SUPPLIED RECORDS.

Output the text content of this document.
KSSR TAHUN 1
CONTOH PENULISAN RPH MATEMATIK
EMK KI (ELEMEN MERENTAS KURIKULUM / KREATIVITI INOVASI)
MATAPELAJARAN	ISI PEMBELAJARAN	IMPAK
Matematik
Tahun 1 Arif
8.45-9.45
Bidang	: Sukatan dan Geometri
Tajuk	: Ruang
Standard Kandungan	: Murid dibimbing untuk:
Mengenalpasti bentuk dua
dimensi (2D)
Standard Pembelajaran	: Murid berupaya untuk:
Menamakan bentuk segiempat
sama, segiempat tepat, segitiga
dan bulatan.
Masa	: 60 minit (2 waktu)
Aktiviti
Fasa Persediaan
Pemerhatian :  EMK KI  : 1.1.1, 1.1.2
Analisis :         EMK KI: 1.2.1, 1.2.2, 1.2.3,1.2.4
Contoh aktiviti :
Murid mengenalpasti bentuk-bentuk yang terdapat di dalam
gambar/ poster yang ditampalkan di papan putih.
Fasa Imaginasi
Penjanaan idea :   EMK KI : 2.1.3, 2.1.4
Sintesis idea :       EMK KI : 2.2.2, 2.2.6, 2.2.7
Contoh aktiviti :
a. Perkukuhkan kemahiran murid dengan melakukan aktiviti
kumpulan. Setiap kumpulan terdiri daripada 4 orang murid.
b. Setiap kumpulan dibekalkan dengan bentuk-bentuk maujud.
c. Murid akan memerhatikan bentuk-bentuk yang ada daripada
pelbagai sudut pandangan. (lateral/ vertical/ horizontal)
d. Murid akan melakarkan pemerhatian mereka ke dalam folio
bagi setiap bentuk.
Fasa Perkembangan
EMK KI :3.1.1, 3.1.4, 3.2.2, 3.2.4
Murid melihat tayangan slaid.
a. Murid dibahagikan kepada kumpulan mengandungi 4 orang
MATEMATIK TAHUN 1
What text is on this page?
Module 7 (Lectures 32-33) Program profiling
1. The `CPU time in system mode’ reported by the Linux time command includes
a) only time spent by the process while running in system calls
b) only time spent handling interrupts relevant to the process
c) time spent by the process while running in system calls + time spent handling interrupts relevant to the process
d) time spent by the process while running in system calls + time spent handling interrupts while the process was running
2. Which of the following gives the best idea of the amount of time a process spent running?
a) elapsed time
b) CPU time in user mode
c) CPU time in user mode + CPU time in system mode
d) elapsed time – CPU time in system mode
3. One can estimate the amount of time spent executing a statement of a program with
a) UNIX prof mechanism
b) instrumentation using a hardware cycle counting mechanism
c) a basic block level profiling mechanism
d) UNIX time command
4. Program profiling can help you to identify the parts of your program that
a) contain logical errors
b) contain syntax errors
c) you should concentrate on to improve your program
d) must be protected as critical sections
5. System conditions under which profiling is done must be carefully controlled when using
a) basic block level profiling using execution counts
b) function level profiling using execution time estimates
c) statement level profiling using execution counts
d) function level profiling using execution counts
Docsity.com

REQUIREMENT.
Search the data above for lines holding "errors" and copy each of them.

THE COMPLETED TASK.
a) contain logical errors
b) contain syntax errors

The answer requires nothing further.